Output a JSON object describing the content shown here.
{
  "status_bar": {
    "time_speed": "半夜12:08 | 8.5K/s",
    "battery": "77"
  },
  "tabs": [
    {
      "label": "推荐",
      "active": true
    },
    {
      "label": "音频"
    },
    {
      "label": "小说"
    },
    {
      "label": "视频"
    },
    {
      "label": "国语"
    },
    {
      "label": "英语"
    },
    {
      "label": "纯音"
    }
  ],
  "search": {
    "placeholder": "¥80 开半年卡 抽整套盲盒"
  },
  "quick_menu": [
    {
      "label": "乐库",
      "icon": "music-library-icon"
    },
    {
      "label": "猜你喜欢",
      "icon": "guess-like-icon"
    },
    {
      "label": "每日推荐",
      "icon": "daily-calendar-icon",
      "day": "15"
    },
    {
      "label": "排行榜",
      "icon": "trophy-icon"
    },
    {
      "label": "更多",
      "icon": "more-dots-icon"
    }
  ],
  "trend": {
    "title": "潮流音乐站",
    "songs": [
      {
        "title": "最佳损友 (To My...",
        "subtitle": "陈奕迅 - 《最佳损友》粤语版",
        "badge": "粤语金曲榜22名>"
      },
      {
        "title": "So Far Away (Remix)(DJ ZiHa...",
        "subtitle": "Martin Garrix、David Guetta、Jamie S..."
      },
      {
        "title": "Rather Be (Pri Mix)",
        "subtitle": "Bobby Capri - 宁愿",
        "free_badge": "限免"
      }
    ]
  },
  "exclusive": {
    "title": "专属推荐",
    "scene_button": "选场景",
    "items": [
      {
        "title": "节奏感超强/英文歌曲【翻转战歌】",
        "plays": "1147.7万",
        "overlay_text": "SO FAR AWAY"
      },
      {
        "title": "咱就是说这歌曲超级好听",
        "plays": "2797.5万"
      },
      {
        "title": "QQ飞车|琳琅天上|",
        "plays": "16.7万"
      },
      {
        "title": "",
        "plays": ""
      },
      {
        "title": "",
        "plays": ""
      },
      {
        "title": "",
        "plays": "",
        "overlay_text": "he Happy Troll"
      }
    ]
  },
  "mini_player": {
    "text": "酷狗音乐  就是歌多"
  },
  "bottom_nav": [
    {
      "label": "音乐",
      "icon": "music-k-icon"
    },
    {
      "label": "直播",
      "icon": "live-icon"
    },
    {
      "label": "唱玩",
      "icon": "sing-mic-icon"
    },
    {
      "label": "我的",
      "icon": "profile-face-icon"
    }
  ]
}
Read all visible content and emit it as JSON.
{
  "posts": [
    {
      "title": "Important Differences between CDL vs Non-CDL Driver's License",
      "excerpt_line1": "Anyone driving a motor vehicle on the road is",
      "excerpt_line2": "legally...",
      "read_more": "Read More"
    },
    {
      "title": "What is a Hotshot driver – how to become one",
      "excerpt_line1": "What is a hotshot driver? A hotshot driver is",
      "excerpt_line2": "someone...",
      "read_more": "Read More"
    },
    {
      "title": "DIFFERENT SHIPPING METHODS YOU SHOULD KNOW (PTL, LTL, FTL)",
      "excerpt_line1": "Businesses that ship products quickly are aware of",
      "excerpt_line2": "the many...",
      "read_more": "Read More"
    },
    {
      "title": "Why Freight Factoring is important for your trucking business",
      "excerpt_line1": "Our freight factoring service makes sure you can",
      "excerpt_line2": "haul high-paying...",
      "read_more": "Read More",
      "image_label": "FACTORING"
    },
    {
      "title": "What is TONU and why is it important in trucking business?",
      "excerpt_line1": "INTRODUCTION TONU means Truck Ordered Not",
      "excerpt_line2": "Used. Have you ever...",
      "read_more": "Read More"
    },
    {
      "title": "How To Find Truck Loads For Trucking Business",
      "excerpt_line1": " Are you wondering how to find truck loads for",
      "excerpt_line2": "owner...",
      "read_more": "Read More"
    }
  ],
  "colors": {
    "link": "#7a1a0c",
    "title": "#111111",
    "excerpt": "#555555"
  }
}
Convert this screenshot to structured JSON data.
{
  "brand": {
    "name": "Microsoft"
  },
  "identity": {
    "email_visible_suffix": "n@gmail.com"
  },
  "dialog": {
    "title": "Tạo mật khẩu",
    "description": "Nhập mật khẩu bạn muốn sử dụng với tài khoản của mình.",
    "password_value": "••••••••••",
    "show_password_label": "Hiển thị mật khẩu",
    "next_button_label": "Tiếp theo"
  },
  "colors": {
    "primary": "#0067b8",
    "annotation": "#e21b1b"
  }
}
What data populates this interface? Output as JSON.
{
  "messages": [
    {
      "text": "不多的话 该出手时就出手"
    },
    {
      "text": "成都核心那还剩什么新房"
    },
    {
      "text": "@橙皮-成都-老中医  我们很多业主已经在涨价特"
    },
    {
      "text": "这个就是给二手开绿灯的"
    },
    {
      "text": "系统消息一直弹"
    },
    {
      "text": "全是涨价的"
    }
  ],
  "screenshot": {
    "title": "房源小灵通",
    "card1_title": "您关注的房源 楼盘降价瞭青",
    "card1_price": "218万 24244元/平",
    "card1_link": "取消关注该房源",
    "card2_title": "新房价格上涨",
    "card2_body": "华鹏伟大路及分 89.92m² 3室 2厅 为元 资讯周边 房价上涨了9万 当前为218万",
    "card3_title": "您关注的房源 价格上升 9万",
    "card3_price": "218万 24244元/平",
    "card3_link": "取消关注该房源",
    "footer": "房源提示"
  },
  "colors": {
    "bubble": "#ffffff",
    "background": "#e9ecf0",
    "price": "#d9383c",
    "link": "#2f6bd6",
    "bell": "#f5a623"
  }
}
════════════════════
Filter the listing above for the string "What" and copy every matching line.

__OUTPUT__
      "title": "What is a Hotshot driver – how to become one",
      "excerpt_line1": "What is a hotshot driver? A hotshot driver is",
      "title": "What is TONU and why is it important in trucking business?",
What data populates this interface? Output as JSON.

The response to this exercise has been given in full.